== Extracted information

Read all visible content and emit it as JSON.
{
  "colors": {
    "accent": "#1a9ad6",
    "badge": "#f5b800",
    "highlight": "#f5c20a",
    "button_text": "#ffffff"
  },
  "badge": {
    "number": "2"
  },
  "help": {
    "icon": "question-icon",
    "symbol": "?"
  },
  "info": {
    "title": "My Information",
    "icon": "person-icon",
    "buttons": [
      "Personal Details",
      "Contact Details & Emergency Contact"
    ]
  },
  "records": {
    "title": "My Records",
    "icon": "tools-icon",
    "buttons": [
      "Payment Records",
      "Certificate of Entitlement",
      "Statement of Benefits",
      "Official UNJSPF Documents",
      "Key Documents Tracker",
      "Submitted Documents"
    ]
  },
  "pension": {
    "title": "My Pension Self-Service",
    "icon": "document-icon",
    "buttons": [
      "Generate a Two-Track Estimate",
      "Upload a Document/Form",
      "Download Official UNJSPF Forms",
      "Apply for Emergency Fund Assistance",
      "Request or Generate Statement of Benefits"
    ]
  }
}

====

What you will do: Pick out all lines from the data above in which the word "Generate" appears.

The output:
      "Generate a Two-Track Estimate",
      "Request or Generate Statement of Benefits"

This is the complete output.